Dataset entries:
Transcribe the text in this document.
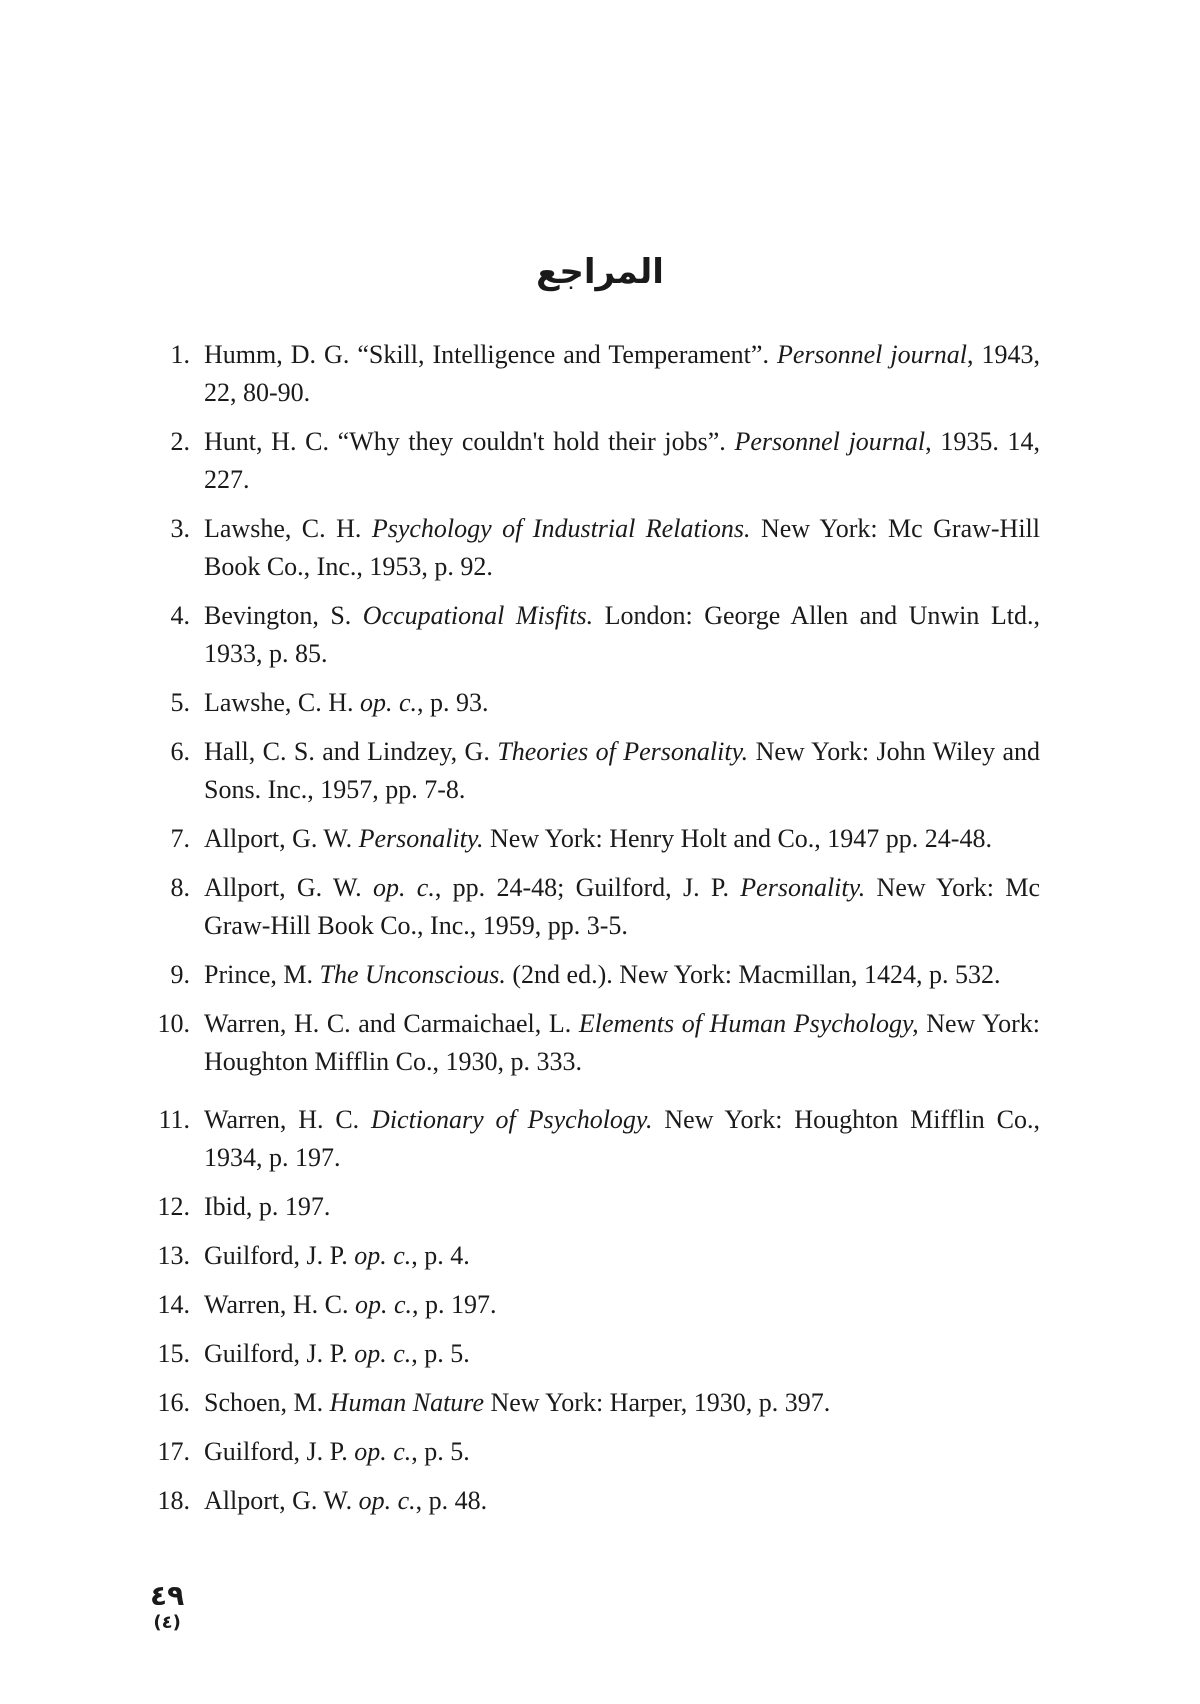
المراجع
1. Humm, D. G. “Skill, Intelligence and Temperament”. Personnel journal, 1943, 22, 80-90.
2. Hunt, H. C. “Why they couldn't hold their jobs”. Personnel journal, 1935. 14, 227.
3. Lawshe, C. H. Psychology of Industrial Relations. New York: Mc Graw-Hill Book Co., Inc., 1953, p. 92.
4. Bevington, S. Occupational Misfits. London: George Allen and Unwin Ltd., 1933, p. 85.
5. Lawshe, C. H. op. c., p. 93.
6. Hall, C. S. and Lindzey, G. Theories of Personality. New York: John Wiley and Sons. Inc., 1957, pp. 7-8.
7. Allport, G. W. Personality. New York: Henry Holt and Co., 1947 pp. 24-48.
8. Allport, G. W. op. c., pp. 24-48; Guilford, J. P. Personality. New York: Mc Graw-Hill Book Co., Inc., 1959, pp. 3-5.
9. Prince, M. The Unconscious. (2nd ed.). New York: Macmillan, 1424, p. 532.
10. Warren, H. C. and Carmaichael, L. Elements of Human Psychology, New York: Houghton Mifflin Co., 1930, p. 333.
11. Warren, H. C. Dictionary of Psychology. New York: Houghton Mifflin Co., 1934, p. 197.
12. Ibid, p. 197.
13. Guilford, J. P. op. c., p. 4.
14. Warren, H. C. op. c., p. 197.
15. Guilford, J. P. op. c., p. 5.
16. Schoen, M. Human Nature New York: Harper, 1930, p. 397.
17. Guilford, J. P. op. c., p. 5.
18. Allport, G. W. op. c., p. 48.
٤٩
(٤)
---
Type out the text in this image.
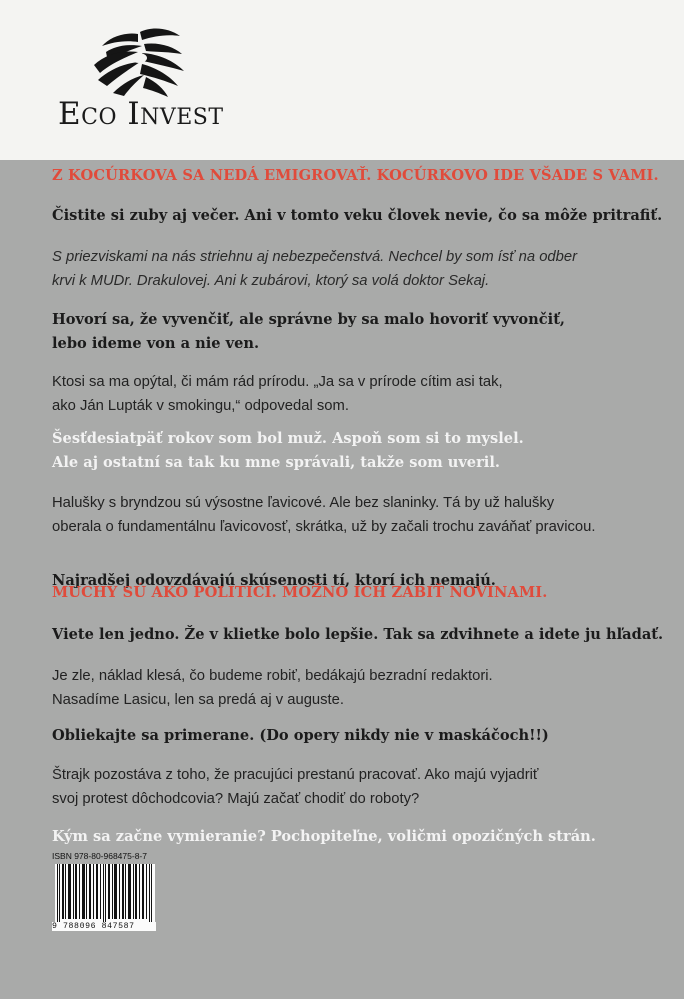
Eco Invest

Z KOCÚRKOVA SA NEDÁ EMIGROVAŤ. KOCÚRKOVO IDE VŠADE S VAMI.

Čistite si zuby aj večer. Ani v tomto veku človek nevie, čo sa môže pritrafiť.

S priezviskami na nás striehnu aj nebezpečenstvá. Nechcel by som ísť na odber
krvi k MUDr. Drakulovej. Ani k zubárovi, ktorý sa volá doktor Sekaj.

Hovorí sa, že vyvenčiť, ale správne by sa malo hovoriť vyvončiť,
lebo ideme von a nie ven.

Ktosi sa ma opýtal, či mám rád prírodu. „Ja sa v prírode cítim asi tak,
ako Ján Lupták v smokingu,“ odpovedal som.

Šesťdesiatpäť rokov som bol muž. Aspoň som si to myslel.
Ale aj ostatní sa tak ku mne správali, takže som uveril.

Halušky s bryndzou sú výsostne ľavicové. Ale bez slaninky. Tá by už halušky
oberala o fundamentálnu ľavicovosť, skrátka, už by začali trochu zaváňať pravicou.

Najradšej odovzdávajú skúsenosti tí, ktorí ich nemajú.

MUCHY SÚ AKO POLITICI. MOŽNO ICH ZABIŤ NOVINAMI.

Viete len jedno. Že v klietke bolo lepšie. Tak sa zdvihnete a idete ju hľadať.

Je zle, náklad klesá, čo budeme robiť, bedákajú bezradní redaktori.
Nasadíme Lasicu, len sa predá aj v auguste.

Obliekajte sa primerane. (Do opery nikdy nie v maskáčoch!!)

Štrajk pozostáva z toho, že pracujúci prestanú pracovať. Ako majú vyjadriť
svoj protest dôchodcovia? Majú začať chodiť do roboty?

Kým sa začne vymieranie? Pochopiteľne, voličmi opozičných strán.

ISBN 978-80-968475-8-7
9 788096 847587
* * *
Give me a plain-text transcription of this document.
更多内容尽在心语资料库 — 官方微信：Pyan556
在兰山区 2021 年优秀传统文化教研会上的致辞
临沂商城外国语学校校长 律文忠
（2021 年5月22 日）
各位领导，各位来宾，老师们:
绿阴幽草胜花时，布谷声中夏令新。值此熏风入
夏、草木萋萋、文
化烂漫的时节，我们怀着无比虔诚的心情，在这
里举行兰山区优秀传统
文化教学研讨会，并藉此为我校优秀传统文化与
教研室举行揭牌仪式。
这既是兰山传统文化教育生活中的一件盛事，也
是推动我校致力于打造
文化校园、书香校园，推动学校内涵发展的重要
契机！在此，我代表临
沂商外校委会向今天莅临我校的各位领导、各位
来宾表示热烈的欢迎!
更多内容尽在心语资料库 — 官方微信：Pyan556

**Aim**
Filter the listing for the word "document" and copy every line that holds it.

**Result for this task**
Transcribe the text in this document.
Give me a plain-text transcription of this document.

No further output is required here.